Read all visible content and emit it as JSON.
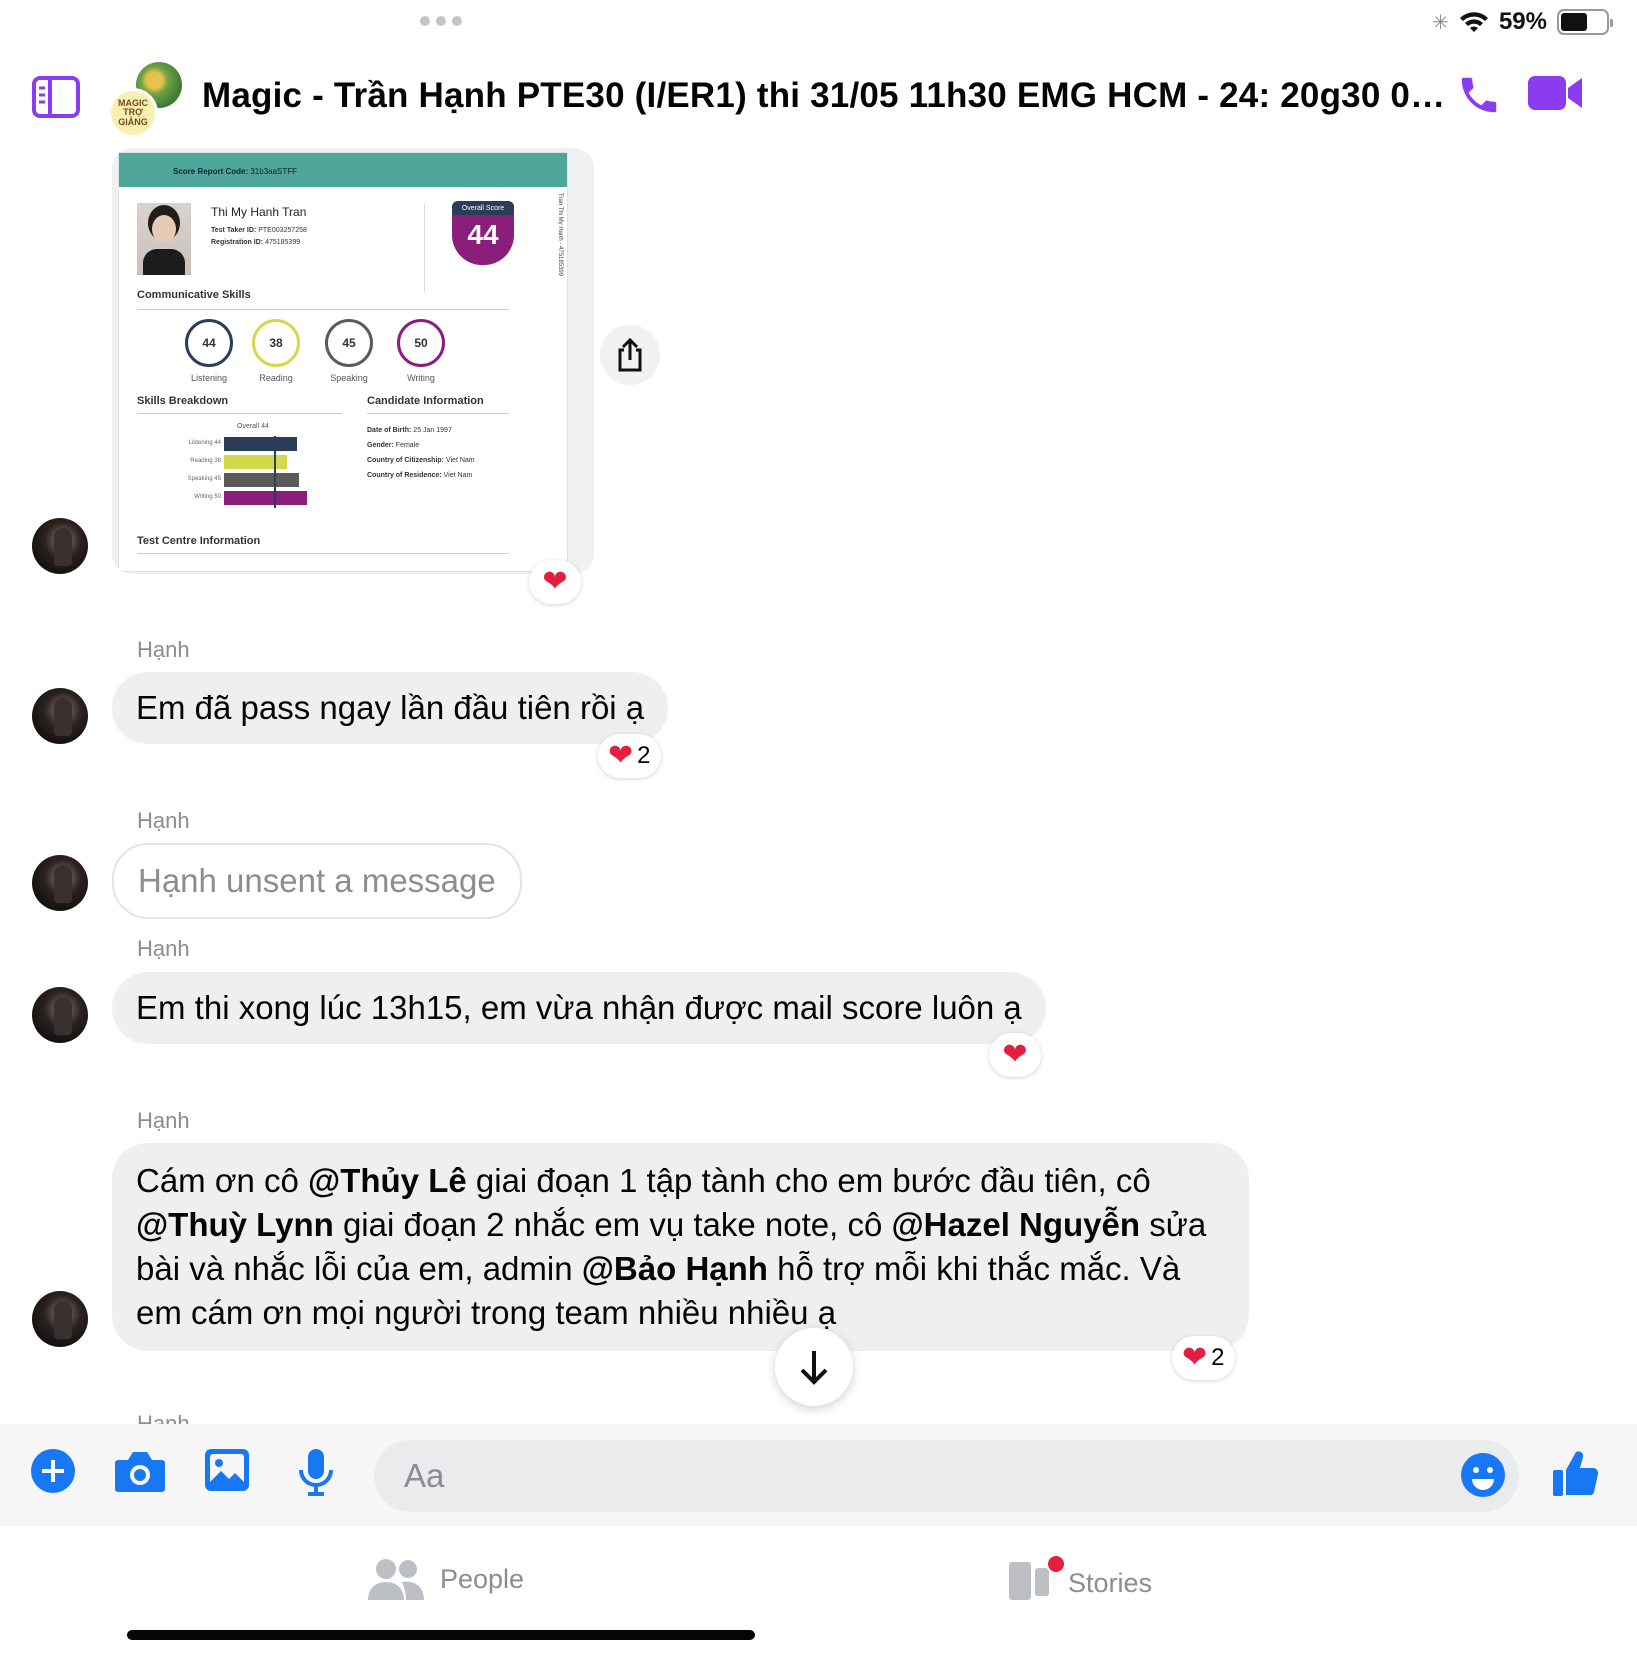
{
  "status_bar": {
    "battery": "59%",
    "battery_level": 0.59
  },
  "header": {
    "title": "Magic - Trần Hạnh PTE30 (I/ER1) thi 31/05 11h30 EMG HCM - 24: 20g30 08...",
    "group_avatar_text": "MAGIC TRỢ GIẢNG"
  },
  "score_report": {
    "code_label": "Score Report Code:",
    "code": "31b3aaSTFF",
    "candidate_name": "Thi My Hanh Tran",
    "test_taker_id_label": "Test Taker ID:",
    "test_taker_id": "PTE003257258",
    "registration_id_label": "Registration ID:",
    "registration_id": "475185399",
    "overall_label": "Overall Score",
    "overall_score": "44",
    "communicative_title": "Communicative Skills",
    "skills": [
      {
        "label": "Listening",
        "score": "44",
        "color": "#2b3d58"
      },
      {
        "label": "Reading",
        "score": "38",
        "color": "#d4d94a"
      },
      {
        "label": "Speaking",
        "score": "45",
        "color": "#5a5a5a"
      },
      {
        "label": "Writing",
        "score": "50",
        "color": "#8a1e7b"
      }
    ],
    "breakdown_title": "Skills Breakdown",
    "breakdown_overall": "Overall 44",
    "breakdown": [
      {
        "label": "Listening 44",
        "value": 44,
        "color": "#2b3d58"
      },
      {
        "label": "Reading 38",
        "value": 38,
        "color": "#d4d94a"
      },
      {
        "label": "Speaking 45",
        "value": 45,
        "color": "#5a5a5a"
      },
      {
        "label": "Writing 50",
        "value": 50,
        "color": "#8a1e7b"
      }
    ],
    "candidate_title": "Candidate Information",
    "dob_label": "Date of Birth:",
    "dob": "25 Jan 1997",
    "gender_label": "Gender:",
    "gender": "Female",
    "citizenship_label": "Country of Citizenship:",
    "citizenship": "Viet Nam",
    "residence_label": "Country of Residence:",
    "residence": "Viet Nam",
    "test_centre_title": "Test Centre Information",
    "side_text": "Tran Thi My Hanh - 475185399"
  },
  "messages": [
    {
      "sender": "Hạnh",
      "text": "Em đã pass ngay lần đầu tiên rồi ạ",
      "reaction_count": "2"
    },
    {
      "sender": "Hạnh",
      "text": "Hạnh unsent a message"
    },
    {
      "sender": "Hạnh",
      "text": "Em thi xong lúc 13h15, em vừa nhận được mail score luôn ạ"
    },
    {
      "sender": "Hạnh",
      "parts": {
        "p1": "Cám ơn cô ",
        "m1": "@Thủy Lê",
        "p2": " giai đoạn 1 tập tành cho em bước đầu tiên, cô ",
        "m2": "@Thuỳ Lynn",
        "p3": " giai đoạn 2 nhắc em vụ take note, cô ",
        "m3": "@Hazel Nguyễn",
        "p4": " sửa bài và nhắc lỗi của em, admin ",
        "m4": "@Bảo Hạnh",
        "p5": " hỗ trợ mỗi khi thắc mắc. Và em cám ơn mọi người trong team nhiều nhiều ạ"
      },
      "reaction_count": "2"
    },
    {
      "sender": "Hạnh"
    }
  ],
  "composer": {
    "placeholder": "Aa"
  },
  "tabs": {
    "people": "People",
    "stories": "Stories"
  },
  "colors": {
    "accent": "#1877f2",
    "purple": "#8b3cf0",
    "heart": "#e41e3f"
  }
}
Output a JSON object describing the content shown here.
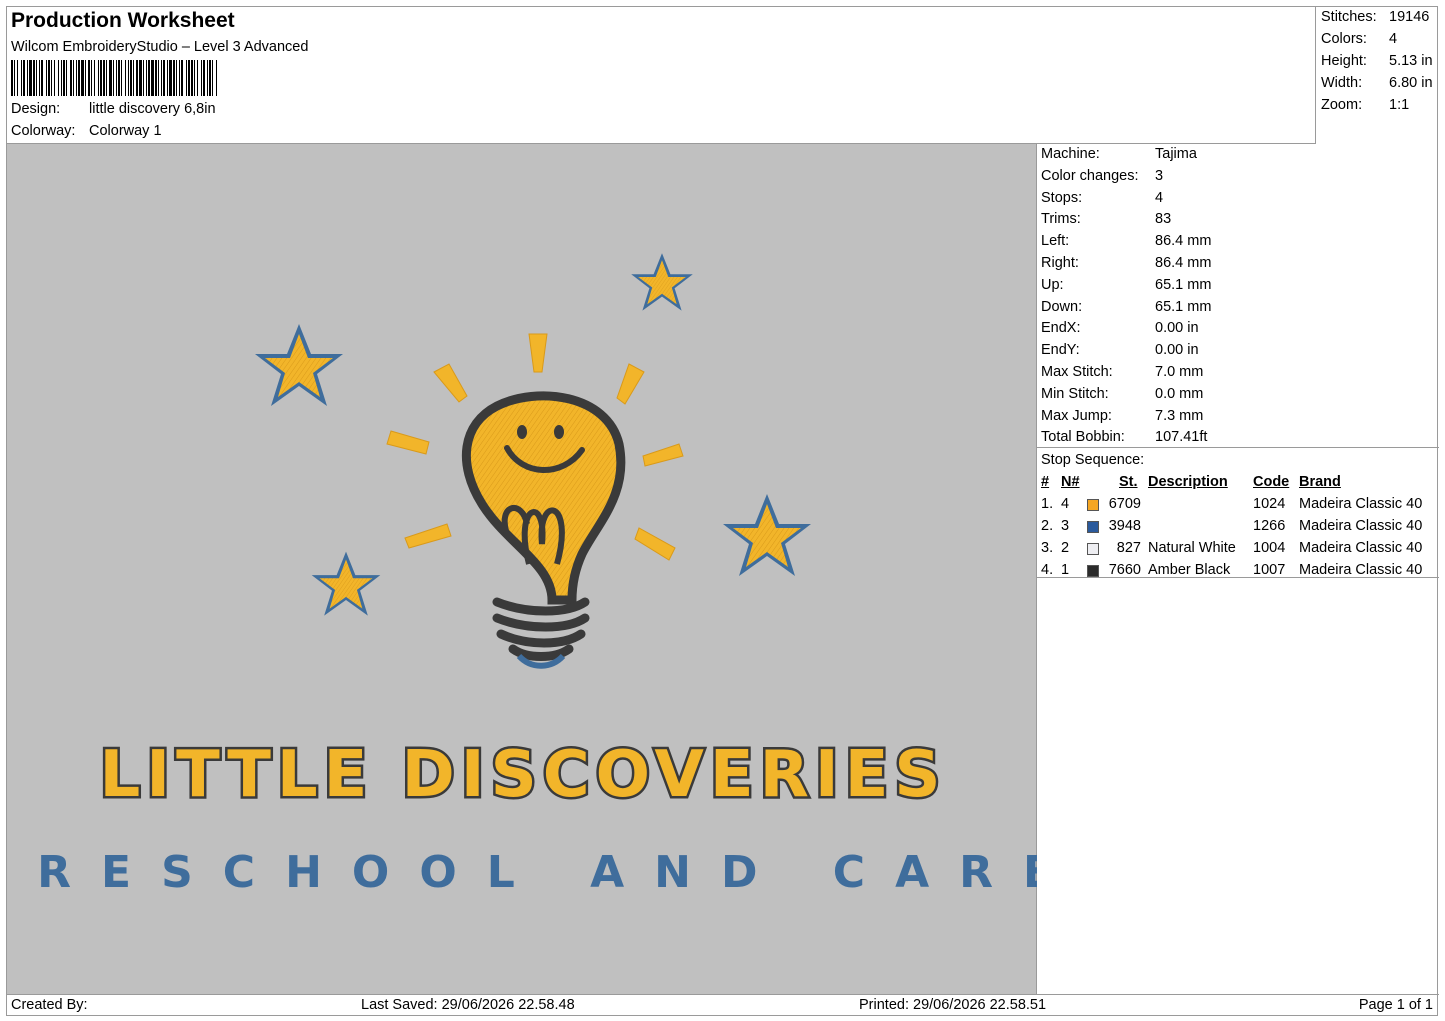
{
  "header": {
    "title": "Production Worksheet",
    "software": "Wilcom EmbroideryStudio – Level 3 Advanced",
    "design_label": "Design:",
    "design_value": "little discovery 6,8in",
    "colorway_label": "Colorway:",
    "colorway_value": "Colorway 1"
  },
  "stats": [
    {
      "label": "Stitches:",
      "value": "19146"
    },
    {
      "label": "Colors:",
      "value": "4"
    },
    {
      "label": "Height:",
      "value": "5.13 in"
    },
    {
      "label": "Width:",
      "value": "6.80 in"
    },
    {
      "label": "Zoom:",
      "value": "1:1"
    }
  ],
  "machine_info": [
    {
      "label": "Machine:",
      "value": "Tajima"
    },
    {
      "label": "Color changes:",
      "value": "3"
    },
    {
      "label": "Stops:",
      "value": "4"
    },
    {
      "label": "Trims:",
      "value": "83"
    },
    {
      "label": "Left:",
      "value": "86.4 mm"
    },
    {
      "label": "Right:",
      "value": "86.4 mm"
    },
    {
      "label": "Up:",
      "value": "65.1 mm"
    },
    {
      "label": "Down:",
      "value": "65.1 mm"
    },
    {
      "label": "EndX:",
      "value": "0.00 in"
    },
    {
      "label": "EndY:",
      "value": "0.00 in"
    },
    {
      "label": "Max Stitch:",
      "value": "7.0 mm"
    },
    {
      "label": "Min Stitch:",
      "value": "0.0 mm"
    },
    {
      "label": "Max Jump:",
      "value": "7.3 mm"
    },
    {
      "label": "Total Bobbin:",
      "value": "107.41ft"
    }
  ],
  "stop_sequence": {
    "caption": "Stop Sequence:",
    "headers": {
      "num": "#",
      "n": "N#",
      "st": "St.",
      "desc": "Description",
      "code": "Code",
      "brand": "Brand"
    },
    "rows": [
      {
        "num": "1.",
        "n": "4",
        "color": "#f5a623",
        "st": "6709",
        "desc": "",
        "code": "1024",
        "brand": "Madeira Classic 40"
      },
      {
        "num": "2.",
        "n": "3",
        "color": "#2a5a9c",
        "st": "3948",
        "desc": "",
        "code": "1266",
        "brand": "Madeira Classic 40"
      },
      {
        "num": "3.",
        "n": "2",
        "color": "#eeeef2",
        "st": "827",
        "desc": "Natural White",
        "code": "1004",
        "brand": "Madeira Classic 40"
      },
      {
        "num": "4.",
        "n": "1",
        "color": "#2b2b2b",
        "st": "7660",
        "desc": "Amber Black",
        "code": "1007",
        "brand": "Madeira Classic 40"
      }
    ]
  },
  "artwork": {
    "line1": "LITTLE DISCOVERIES",
    "line2": "PRESCHOOL AND CARE",
    "colors": {
      "gold": "#f2b52a",
      "blue": "#3f6d9c",
      "black": "#3a3a3a",
      "background": "#c0c0c0"
    }
  },
  "footer": {
    "created_by": "Created By:",
    "last_saved": "Last Saved: 29/06/2026 22.58.48",
    "printed": "Printed: 29/06/2026 22.58.51",
    "page": "Page 1 of 1"
  }
}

________________________________________

Instructions to follow -
Print each record exactly as it stands, leaving the images out.

Completed exercise -
Read all visible content and emit it as JSON.
{
  "status_bar": {
    "battery": "59%",
    "battery_level": 0.59
  },
  "header": {
    "title": "Magic - Trần Hạnh PTE30 (I/ER1) thi 31/05 11h30 EMG HCM - 24: 20g30 08...",
    "group_avatar_text": "MAGIC TRỢ GIẢNG"
  },
  "score_report": {
    "code_label": "Score Report Code:",
    "code": "31b3aaSTFF",
    "candidate_name": "Thi My Hanh Tran",
    "test_taker_id_label": "Test Taker ID:",
    "test_taker_id": "PTE003257258",
    "registration_id_label": "Registration ID:",
    "registration_id": "475185399",
    "overall_label": "Overall Score",
    "overall_score": "44",
    "communicative_title": "Communicative Skills",
    "skills": [
      {
        "label": "Listening",
        "score": "44",
        "color": "#2b3d58"
      },
      {
        "label": "Reading",
        "score": "38",
        "color": "#d4d94a"
      },
      {
        "label": "Speaking",
        "score": "45",
        "color": "#5a5a5a"
      },
      {
        "label": "Writing",
        "score": "50",
        "color": "#8a1e7b"
      }
    ],
    "breakdown_title": "Skills Breakdown",
    "breakdown_overall": "Overall 44",
    "breakdown": [
      {
        "label": "Listening 44",
        "value": 44,
        "color": "#2b3d58"
      },
      {
        "label": "Reading 38",
        "value": 38,
        "color": "#d4d94a"
      },
      {
        "label": "Speaking 45",
        "value": 45,
        "color": "#5a5a5a"
      },
      {
        "label": "Writing 50",
        "value": 50,
        "color": "#8a1e7b"
      }
    ],
    "candidate_title": "Candidate Information",
    "dob_label": "Date of Birth:",
    "dob": "25 Jan 1997",
    "gender_label": "Gender:",
    "gender": "Female",
    "citizenship_label": "Country of Citizenship:",
    "citizenship": "Viet Nam",
    "residence_label": "Country of Residence:",
    "residence": "Viet Nam",
    "test_centre_title": "Test Centre Information",
    "side_text": "Tran Thi My Hanh - 475185399"
  },
  "messages": [
    {
      "sender": "Hạnh",
      "text": "Em đã pass ngay lần đầu tiên rồi ạ",
      "reaction_count": "2"
    },
    {
      "sender": "Hạnh",
      "text": "Hạnh unsent a message"
    },
    {
      "sender": "Hạnh",
      "text": "Em thi xong lúc 13h15, em vừa nhận được mail score luôn ạ"
    },
    {
      "sender": "Hạnh",
      "parts": {
        "p1": "Cám ơn cô ",
        "m1": "@Thủy Lê",
        "p2": " giai đoạn 1 tập tành cho em bước đầu tiên, cô ",
        "m2": "@Thuỳ Lynn",
        "p3": " giai đoạn 2 nhắc em vụ take note, cô ",
        "m3": "@Hazel Nguyễn",
        "p4": " sửa bài và nhắc lỗi của em, admin ",
        "m4": "@Bảo Hạnh",
        "p5": " hỗ trợ mỗi khi thắc mắc. Và em cám ơn mọi người trong team nhiều nhiều ạ"
      },
      "reaction_count": "2"
    },
    {
      "sender": "Hạnh"
    }
  ],
  "composer": {
    "placeholder": "Aa"
  },
  "tabs": {
    "people": "People",
    "stories": "Stories"
  },
  "colors": {
    "accent": "#1877f2",
    "purple": "#8b3cf0",
    "heart": "#e41e3f"
  }
}
Output a JSON object describing the content shown here.
{
  "header": {
    "title": "Production Worksheet",
    "software": "Wilcom EmbroideryStudio – Level 3 Advanced",
    "design_label": "Design:",
    "design_value": "little discovery 6,8in",
    "colorway_label": "Colorway:",
    "colorway_value": "Colorway 1"
  },
  "stats": [
    {
      "label": "Stitches:",
      "value": "19146"
    },
    {
      "label": "Colors:",
      "value": "4"
    },
    {
      "label": "Height:",
      "value": "5.13 in"
    },
    {
      "label": "Width:",
      "value": "6.80 in"
    },
    {
      "label": "Zoom:",
      "value": "1:1"
    }
  ],
  "machine_info": [
    {
      "label": "Machine:",
      "value": "Tajima"
    },
    {
      "label": "Color changes:",
      "value": "3"
    },
    {
      "label": "Stops:",
      "value": "4"
    },
    {
      "label": "Trims:",
      "value": "83"
    },
    {
      "label": "Left:",
      "value": "86.4 mm"
    },
    {
      "label": "Right:",
      "value": "86.4 mm"
    },
    {
      "label": "Up:",
      "value": "65.1 mm"
    },
    {
      "label": "Down:",
      "value": "65.1 mm"
    },
    {
      "label": "EndX:",
      "value": "0.00 in"
    },
    {
      "label": "EndY:",
      "value": "0.00 in"
    },
    {
      "label": "Max Stitch:",
      "value": "7.0 mm"
    },
    {
      "label": "Min Stitch:",
      "value": "0.0 mm"
    },
    {
      "label": "Max Jump:",
      "value": "7.3 mm"
    },
    {
      "label": "Total Bobbin:",
      "value": "107.41ft"
    }
  ],
  "stop_sequence": {
    "caption": "Stop Sequence:",
    "headers": {
      "num": "#",
      "n": "N#",
      "st": "St.",
      "desc": "Description",
      "code": "Code",
      "brand": "Brand"
    },
    "rows": [
      {
        "num": "1.",
        "n": "4",
        "color": "#f5a623",
        "st": "6709",
        "desc": "",
        "code": "1024",
        "brand": "Madeira Classic 40"
      },
      {
        "num": "2.",
        "n": "3",
        "color": "#2a5a9c",
        "st": "3948",
        "desc": "",
        "code": "1266",
        "brand": "Madeira Classic 40"
      },
      {
        "num": "3.",
        "n": "2",
        "color": "#eeeef2",
        "st": "827",
        "desc": "Natural White",
        "code": "1004",
        "brand": "Madeira Classic 40"
      },
      {
        "num": "4.",
        "n": "1",
        "color": "#2b2b2b",
        "st": "7660",
        "desc": "Amber Black",
        "code": "1007",
        "brand": "Madeira Classic 40"
      }
    ]
  },
  "artwork": {
    "line1": "LITTLE DISCOVERIES",
    "line2": "PRESCHOOL AND CARE",
    "colors": {
      "gold": "#f2b52a",
      "blue": "#3f6d9c",
      "black": "#3a3a3a",
      "background": "#c0c0c0"
    }
  },
  "footer": {
    "created_by": "Created By:",
    "last_saved": "Last Saved: 29/06/2026 22.58.48",
    "printed": "Printed: 29/06/2026 22.58.51",
    "page": "Page 1 of 1"
  }
}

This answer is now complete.